Report how many lines contain "title"; state the number and nothing else.

**Supplied material**
☆ ☆ ☆ ☆

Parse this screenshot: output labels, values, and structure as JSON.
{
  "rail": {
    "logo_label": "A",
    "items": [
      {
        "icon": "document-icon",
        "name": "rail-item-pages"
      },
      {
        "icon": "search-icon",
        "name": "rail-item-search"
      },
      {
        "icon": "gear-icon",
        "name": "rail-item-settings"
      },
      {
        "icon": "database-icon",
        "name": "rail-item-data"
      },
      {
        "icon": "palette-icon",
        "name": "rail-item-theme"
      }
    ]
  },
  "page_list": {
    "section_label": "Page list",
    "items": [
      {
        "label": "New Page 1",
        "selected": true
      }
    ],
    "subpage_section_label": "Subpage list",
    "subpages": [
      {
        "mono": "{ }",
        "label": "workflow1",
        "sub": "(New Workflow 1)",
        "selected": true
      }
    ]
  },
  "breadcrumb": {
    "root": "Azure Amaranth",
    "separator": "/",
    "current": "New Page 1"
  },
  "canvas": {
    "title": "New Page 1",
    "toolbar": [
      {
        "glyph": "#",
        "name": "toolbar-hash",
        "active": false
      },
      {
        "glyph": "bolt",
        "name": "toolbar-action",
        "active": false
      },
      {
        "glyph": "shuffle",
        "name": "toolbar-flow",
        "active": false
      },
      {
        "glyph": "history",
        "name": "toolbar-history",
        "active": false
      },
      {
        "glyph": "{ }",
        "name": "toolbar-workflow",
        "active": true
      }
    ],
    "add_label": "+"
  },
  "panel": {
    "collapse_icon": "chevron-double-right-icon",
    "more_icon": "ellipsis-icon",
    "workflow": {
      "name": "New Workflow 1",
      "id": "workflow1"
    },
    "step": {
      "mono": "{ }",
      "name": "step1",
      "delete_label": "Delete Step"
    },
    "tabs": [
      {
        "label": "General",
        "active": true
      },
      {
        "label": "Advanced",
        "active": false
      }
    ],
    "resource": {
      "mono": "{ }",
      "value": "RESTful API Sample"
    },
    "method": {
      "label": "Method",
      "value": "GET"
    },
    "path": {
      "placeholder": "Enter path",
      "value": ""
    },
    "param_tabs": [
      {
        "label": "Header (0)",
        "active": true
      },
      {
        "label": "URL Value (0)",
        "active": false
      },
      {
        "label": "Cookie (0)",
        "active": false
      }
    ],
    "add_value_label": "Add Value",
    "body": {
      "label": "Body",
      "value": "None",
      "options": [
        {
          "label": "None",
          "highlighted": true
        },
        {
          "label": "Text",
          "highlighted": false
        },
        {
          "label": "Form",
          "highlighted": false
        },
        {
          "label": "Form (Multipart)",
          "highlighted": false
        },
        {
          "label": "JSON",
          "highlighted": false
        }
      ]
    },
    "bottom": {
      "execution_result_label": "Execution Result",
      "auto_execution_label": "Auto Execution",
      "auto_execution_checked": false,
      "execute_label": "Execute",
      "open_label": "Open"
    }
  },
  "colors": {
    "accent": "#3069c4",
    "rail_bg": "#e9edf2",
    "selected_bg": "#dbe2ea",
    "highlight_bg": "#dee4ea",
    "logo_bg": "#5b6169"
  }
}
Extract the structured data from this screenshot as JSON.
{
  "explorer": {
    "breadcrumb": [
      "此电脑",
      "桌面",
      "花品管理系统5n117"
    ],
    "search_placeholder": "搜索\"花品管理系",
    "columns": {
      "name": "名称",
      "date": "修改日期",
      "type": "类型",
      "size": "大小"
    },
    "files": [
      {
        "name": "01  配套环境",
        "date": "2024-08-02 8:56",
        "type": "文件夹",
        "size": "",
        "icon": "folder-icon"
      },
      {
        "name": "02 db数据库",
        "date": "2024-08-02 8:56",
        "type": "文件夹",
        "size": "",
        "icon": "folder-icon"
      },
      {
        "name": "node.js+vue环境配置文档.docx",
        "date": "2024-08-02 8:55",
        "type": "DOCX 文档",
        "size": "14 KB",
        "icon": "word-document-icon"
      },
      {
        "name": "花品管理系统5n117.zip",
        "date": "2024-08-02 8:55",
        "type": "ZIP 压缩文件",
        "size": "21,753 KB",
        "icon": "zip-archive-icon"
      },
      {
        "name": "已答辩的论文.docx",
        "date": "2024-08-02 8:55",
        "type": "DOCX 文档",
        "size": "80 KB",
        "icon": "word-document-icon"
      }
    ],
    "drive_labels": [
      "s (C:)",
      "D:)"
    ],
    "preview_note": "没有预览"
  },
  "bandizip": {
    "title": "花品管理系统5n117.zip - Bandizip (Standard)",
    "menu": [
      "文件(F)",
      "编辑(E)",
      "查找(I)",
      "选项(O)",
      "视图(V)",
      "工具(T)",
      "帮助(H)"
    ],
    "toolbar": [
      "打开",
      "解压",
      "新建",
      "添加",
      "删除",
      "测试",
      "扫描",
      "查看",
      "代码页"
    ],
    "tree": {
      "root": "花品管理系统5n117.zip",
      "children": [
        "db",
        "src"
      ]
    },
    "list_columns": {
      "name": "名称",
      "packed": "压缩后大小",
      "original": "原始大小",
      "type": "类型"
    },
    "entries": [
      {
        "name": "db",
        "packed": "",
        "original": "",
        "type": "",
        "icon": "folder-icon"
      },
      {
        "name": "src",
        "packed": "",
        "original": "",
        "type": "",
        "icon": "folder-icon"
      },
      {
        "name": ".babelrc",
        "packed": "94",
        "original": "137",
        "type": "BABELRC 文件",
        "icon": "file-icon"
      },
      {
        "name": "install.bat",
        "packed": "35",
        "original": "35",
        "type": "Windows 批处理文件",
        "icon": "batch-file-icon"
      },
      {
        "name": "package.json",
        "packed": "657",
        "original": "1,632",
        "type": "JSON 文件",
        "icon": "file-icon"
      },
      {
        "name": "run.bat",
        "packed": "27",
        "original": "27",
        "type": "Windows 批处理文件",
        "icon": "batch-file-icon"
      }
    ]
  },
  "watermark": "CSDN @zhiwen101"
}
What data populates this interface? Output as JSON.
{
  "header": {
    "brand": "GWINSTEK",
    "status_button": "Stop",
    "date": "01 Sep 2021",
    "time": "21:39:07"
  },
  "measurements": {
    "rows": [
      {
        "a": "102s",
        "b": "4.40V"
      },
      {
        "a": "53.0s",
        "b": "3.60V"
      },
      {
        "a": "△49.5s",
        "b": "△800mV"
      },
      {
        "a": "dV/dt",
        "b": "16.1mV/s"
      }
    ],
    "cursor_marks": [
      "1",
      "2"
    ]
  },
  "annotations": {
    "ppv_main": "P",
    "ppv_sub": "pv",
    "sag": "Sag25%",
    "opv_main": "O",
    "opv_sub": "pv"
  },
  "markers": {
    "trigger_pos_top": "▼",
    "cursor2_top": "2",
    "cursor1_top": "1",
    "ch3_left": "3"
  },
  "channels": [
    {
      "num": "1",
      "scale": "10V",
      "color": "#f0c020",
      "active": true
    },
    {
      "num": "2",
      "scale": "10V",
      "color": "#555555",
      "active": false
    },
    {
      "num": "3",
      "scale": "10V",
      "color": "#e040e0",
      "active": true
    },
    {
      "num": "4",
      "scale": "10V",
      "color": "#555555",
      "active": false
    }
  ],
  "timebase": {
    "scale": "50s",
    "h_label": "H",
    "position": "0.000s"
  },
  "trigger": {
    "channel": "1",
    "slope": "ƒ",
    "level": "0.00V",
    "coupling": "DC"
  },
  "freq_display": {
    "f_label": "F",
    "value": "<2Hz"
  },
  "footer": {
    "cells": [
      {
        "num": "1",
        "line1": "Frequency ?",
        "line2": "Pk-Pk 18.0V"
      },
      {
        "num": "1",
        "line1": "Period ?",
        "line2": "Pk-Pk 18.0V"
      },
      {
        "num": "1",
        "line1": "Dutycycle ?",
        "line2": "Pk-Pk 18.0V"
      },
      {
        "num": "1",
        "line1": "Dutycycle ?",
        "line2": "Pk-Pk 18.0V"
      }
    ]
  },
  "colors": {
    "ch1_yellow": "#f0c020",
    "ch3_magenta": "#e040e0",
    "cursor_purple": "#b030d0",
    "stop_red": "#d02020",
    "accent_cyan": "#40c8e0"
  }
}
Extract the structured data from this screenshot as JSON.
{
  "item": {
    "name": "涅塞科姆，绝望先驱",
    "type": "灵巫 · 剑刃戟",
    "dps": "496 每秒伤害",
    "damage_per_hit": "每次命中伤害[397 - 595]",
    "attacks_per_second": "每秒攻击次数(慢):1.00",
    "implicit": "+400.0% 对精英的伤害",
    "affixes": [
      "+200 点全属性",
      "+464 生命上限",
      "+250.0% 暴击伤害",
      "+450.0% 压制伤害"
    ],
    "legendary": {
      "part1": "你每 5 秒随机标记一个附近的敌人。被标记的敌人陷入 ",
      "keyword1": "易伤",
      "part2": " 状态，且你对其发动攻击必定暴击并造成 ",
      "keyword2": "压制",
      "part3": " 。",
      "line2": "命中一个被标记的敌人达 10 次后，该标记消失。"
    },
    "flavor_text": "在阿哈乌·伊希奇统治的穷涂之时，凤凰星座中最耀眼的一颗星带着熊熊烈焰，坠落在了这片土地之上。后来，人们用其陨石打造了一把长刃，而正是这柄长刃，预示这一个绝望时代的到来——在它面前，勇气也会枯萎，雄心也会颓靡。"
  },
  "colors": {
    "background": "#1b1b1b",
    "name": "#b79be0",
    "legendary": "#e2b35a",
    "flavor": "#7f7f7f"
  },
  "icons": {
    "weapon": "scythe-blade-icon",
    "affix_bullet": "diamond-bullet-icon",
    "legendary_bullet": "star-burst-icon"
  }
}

☆ ☆ ☆ ☆

**Output for this exercise**
2